───── Record excerpts
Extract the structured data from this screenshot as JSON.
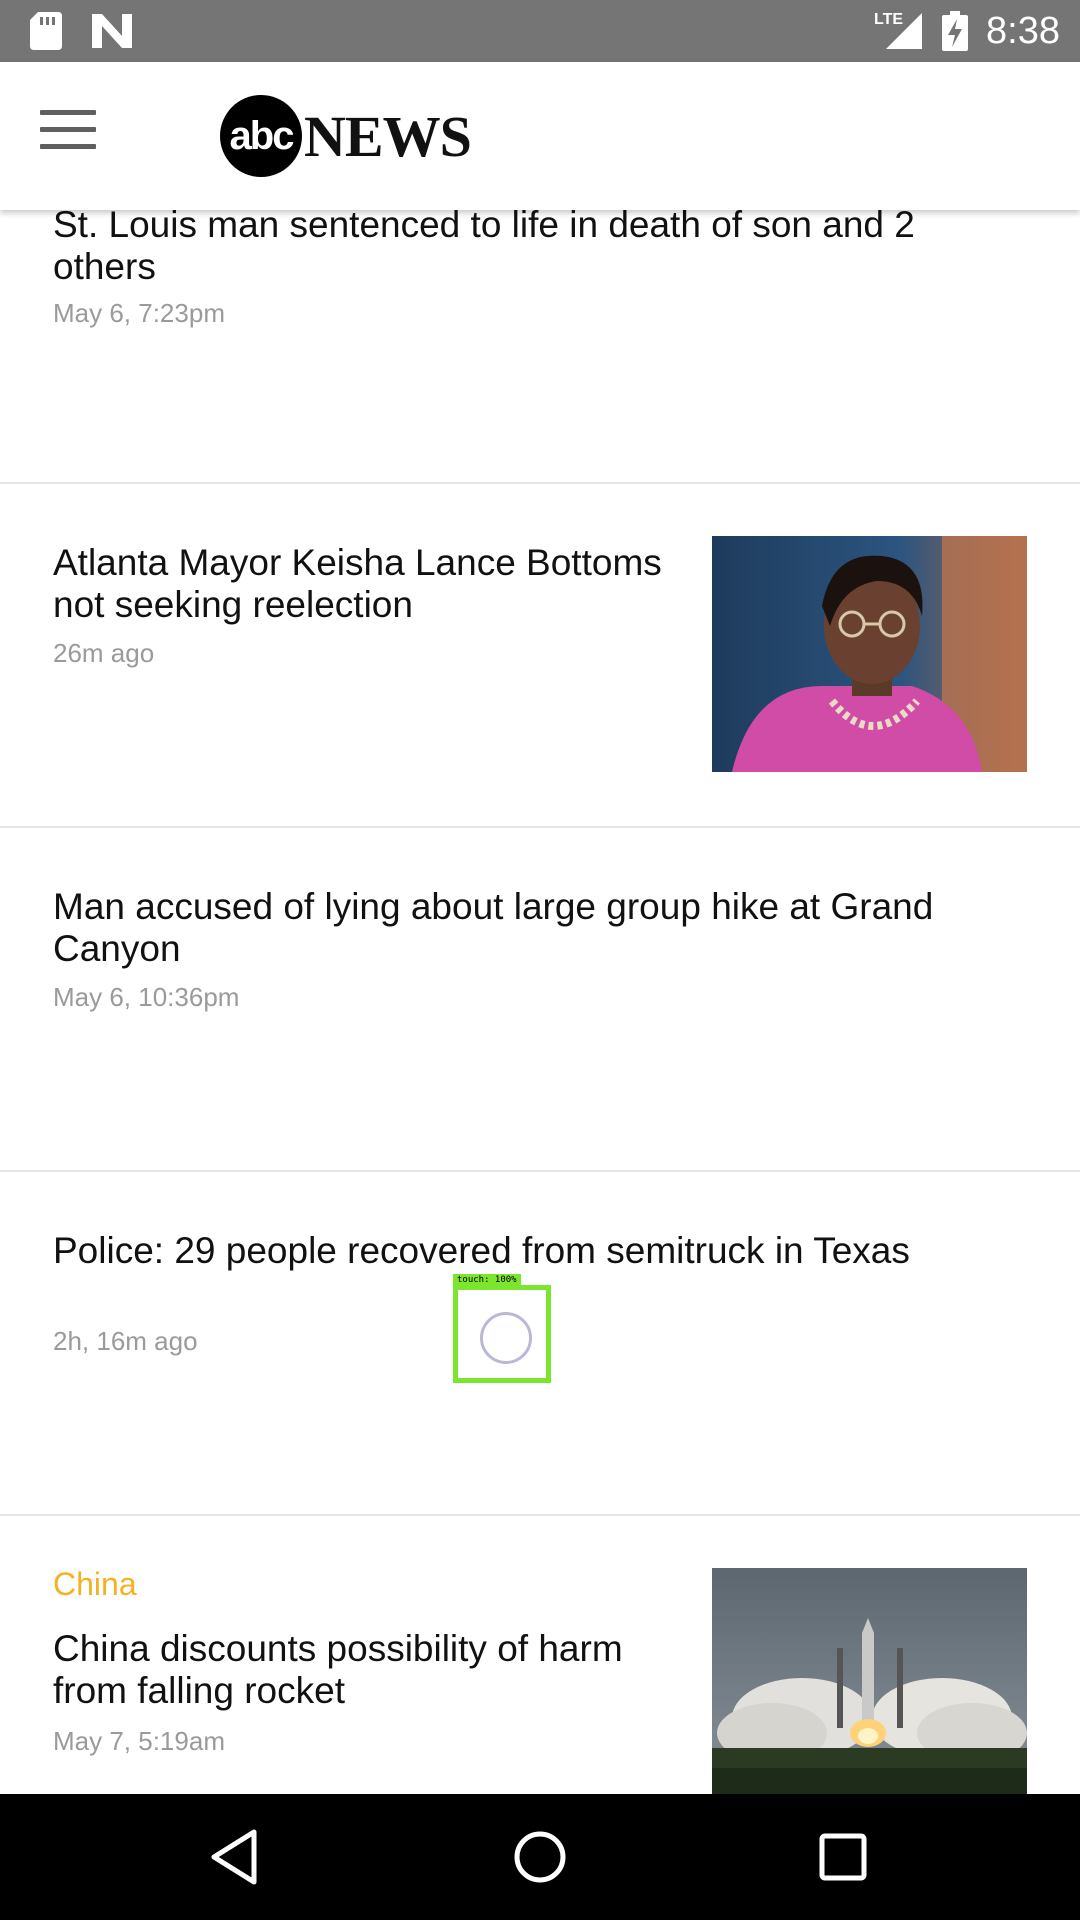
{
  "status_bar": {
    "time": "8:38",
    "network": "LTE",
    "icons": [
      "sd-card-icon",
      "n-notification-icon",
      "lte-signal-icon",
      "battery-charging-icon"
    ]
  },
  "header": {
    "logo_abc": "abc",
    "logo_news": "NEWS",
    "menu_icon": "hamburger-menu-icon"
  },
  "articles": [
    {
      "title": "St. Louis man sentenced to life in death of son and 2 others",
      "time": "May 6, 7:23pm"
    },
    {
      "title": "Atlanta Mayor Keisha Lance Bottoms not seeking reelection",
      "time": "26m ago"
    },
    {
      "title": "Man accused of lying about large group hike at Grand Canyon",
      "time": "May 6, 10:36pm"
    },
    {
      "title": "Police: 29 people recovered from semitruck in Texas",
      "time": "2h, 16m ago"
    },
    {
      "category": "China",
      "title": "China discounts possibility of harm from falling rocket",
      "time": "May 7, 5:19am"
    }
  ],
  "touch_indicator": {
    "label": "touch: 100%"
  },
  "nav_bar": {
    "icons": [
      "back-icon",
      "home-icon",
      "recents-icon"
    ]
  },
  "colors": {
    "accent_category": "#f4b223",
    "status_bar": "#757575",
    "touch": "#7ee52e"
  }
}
──────────
### Requirement
Work out how many lines above contain the word "China". Give only the number.

### Task solution
2